■ **What to do**: In the records that follow, show each line where the word "this" is present.

■ **Listed records**:
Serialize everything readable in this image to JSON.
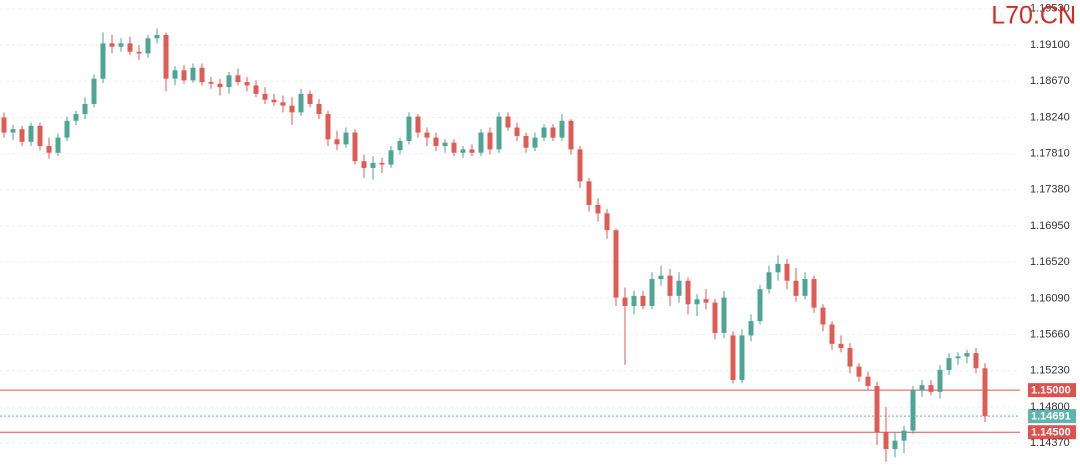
{
  "chart_data": {
    "type": "candlestick",
    "watermark": "L70.CN",
    "watermark_color": "#d42a20",
    "up_color": "#4fa594",
    "down_color": "#df5b56",
    "ylim": [
      1.1398,
      1.19635
    ],
    "yticks": [
      {
        "value": 1.1953,
        "label": "1.19530"
      },
      {
        "value": 1.191,
        "label": "1.19100"
      },
      {
        "value": 1.1867,
        "label": "1.18670"
      },
      {
        "value": 1.1824,
        "label": "1.18240"
      },
      {
        "value": 1.1781,
        "label": "1.17810"
      },
      {
        "value": 1.1738,
        "label": "1.17380"
      },
      {
        "value": 1.1695,
        "label": "1.16950"
      },
      {
        "value": 1.1652,
        "label": "1.16520"
      },
      {
        "value": 1.1609,
        "label": "1.16090"
      },
      {
        "value": 1.1566,
        "label": "1.15660"
      },
      {
        "value": 1.1523,
        "label": "1.15230"
      },
      {
        "value": 1.148,
        "label": "1.14800"
      },
      {
        "value": 1.1437,
        "label": "1.14370"
      }
    ],
    "grid": true,
    "levels": [
      {
        "value": 1.15,
        "label": "1.15000",
        "color": "#e0504c",
        "style": "solid"
      },
      {
        "value": 1.14691,
        "label": "1.14691",
        "color": "#5fb3ad",
        "style": "dotted"
      },
      {
        "value": 1.145,
        "label": "1.14500",
        "color": "#e0504c",
        "style": "solid"
      }
    ],
    "open": [
      1.1824,
      1.1806,
      1.181,
      1.1795,
      1.1814,
      1.179,
      1.1782,
      1.18,
      1.182,
      1.1828,
      1.184,
      1.187,
      1.1912,
      1.1908,
      1.1912,
      1.1902,
      1.19,
      1.1918,
      1.1922,
      1.187,
      1.188,
      1.1868,
      1.1883,
      1.1866,
      1.1864,
      1.186,
      1.1874,
      1.1866,
      1.1862,
      1.1852,
      1.1845,
      1.1842,
      1.1838,
      1.183,
      1.1852,
      1.184,
      1.1828,
      1.1798,
      1.1792,
      1.1806,
      1.1772,
      1.1764,
      1.177,
      1.1768,
      1.1785,
      1.1796,
      1.1825,
      1.1806,
      1.18,
      1.179,
      1.1794,
      1.1782,
      1.1786,
      1.1782,
      1.1806,
      1.1786,
      1.1825,
      1.1812,
      1.1802,
      1.1788,
      1.18,
      1.1812,
      1.18,
      1.182,
      1.1786,
      1.1748,
      1.172,
      1.171,
      1.169,
      1.161,
      1.16,
      1.1612,
      1.16,
      1.1632,
      1.1636,
      1.1612,
      1.163,
      1.1602,
      1.1608,
      1.1604,
      1.1568,
      1.1565,
      1.1512,
      1.1565,
      1.1582,
      1.162,
      1.164,
      1.165,
      1.163,
      1.1612,
      1.1632,
      1.1598,
      1.1578,
      1.1555,
      1.155,
      1.1528,
      1.1516,
      1.1505,
      1.145,
      1.143,
      1.144,
      1.1452,
      1.15,
      1.1506,
      1.1498,
      1.1524,
      1.1538,
      1.154,
      1.1544,
      1.1526
    ],
    "high": [
      1.183,
      1.1815,
      1.1814,
      1.1818,
      1.1818,
      1.18,
      1.1805,
      1.1825,
      1.1832,
      1.1848,
      1.1875,
      1.1925,
      1.1922,
      1.1918,
      1.192,
      1.191,
      1.1922,
      1.193,
      1.1925,
      1.1885,
      1.1886,
      1.1888,
      1.1888,
      1.1872,
      1.187,
      1.1878,
      1.1882,
      1.1872,
      1.1868,
      1.186,
      1.1852,
      1.185,
      1.1848,
      1.1858,
      1.1856,
      1.1846,
      1.1832,
      1.1808,
      1.1812,
      1.181,
      1.178,
      1.1778,
      1.1776,
      1.179,
      1.18,
      1.183,
      1.1828,
      1.1812,
      1.1806,
      1.1798,
      1.1798,
      1.179,
      1.1792,
      1.181,
      1.1812,
      1.183,
      1.183,
      1.1818,
      1.1806,
      1.1806,
      1.1816,
      1.1816,
      1.1828,
      1.1822,
      1.179,
      1.1752,
      1.1728,
      1.1715,
      1.1692,
      1.1622,
      1.1618,
      1.1618,
      1.164,
      1.1648,
      1.1644,
      1.164,
      1.1634,
      1.1614,
      1.162,
      1.1608,
      1.1618,
      1.157,
      1.1572,
      1.159,
      1.1625,
      1.1648,
      1.166,
      1.1656,
      1.1645,
      1.164,
      1.1636,
      1.1602,
      1.1582,
      1.1565,
      1.1556,
      1.1532,
      1.1522,
      1.151,
      1.148,
      1.145,
      1.1458,
      1.1505,
      1.1512,
      1.1512,
      1.153,
      1.1544,
      1.1545,
      1.1548,
      1.155,
      1.1532
    ],
    "low": [
      1.18,
      1.1797,
      1.179,
      1.179,
      1.1785,
      1.1775,
      1.1778,
      1.1796,
      1.1815,
      1.1822,
      1.1836,
      1.1865,
      1.19,
      1.1902,
      1.1898,
      1.1892,
      1.1895,
      1.1912,
      1.1855,
      1.1862,
      1.1864,
      1.1865,
      1.1862,
      1.1858,
      1.185,
      1.1852,
      1.1862,
      1.1855,
      1.1848,
      1.184,
      1.1838,
      1.183,
      1.1815,
      1.1826,
      1.1836,
      1.1822,
      1.179,
      1.1785,
      1.1788,
      1.1768,
      1.1752,
      1.175,
      1.1758,
      1.1764,
      1.178,
      1.1792,
      1.18,
      1.179,
      1.1784,
      1.1782,
      1.1778,
      1.1776,
      1.1778,
      1.1778,
      1.178,
      1.1782,
      1.1808,
      1.1796,
      1.1782,
      1.1784,
      1.1796,
      1.1796,
      1.1796,
      1.178,
      1.174,
      1.1712,
      1.17,
      1.168,
      1.16,
      1.153,
      1.159,
      1.1596,
      1.1596,
      1.1624,
      1.16,
      1.1604,
      1.159,
      1.1588,
      1.1596,
      1.156,
      1.1562,
      1.1508,
      1.1508,
      1.1558,
      1.1578,
      1.1615,
      1.163,
      1.162,
      1.1605,
      1.1608,
      1.1592,
      1.157,
      1.1548,
      1.1545,
      1.152,
      1.151,
      1.15,
      1.1435,
      1.1415,
      1.142,
      1.1425,
      1.1448,
      1.1492,
      1.1494,
      1.149,
      1.1518,
      1.153,
      1.1532,
      1.152,
      1.1462
    ],
    "close": [
      1.1806,
      1.181,
      1.1795,
      1.1814,
      1.179,
      1.1782,
      1.18,
      1.182,
      1.1828,
      1.184,
      1.187,
      1.1912,
      1.1908,
      1.1912,
      1.1902,
      1.19,
      1.1918,
      1.1922,
      1.187,
      1.188,
      1.1868,
      1.1883,
      1.1866,
      1.1864,
      1.186,
      1.1874,
      1.1866,
      1.1862,
      1.1852,
      1.1845,
      1.1842,
      1.1838,
      1.183,
      1.1852,
      1.184,
      1.1828,
      1.1798,
      1.1792,
      1.1806,
      1.1772,
      1.1764,
      1.177,
      1.1768,
      1.1785,
      1.1796,
      1.1825,
      1.1806,
      1.18,
      1.179,
      1.1794,
      1.1782,
      1.1786,
      1.1782,
      1.1806,
      1.1786,
      1.1825,
      1.1812,
      1.1802,
      1.1788,
      1.18,
      1.1812,
      1.18,
      1.182,
      1.1786,
      1.1748,
      1.172,
      1.171,
      1.169,
      1.161,
      1.16,
      1.1612,
      1.16,
      1.1632,
      1.1636,
      1.1612,
      1.163,
      1.1602,
      1.1608,
      1.1604,
      1.1568,
      1.161,
      1.1512,
      1.1565,
      1.1582,
      1.162,
      1.164,
      1.165,
      1.163,
      1.1612,
      1.1632,
      1.1598,
      1.1578,
      1.1555,
      1.155,
      1.1528,
      1.1516,
      1.1505,
      1.145,
      1.143,
      1.144,
      1.1452,
      1.15,
      1.1506,
      1.1498,
      1.1524,
      1.1538,
      1.154,
      1.1544,
      1.1526,
      1.1469
    ]
  }
}
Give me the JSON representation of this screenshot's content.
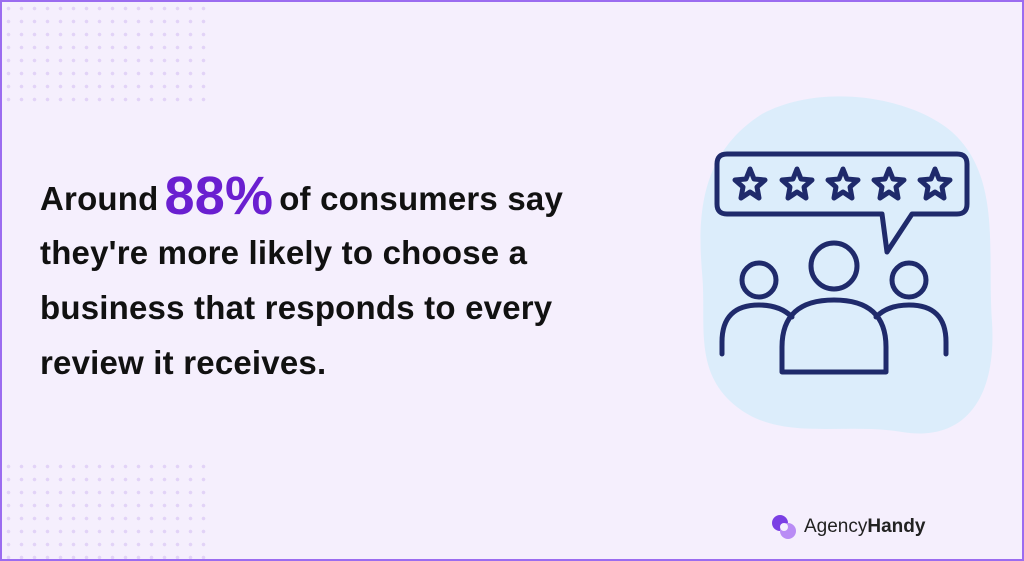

■ **Worked solution**:
Serialize everything readable in this image to JSON.
Give me the JSON representation of this screenshot's content.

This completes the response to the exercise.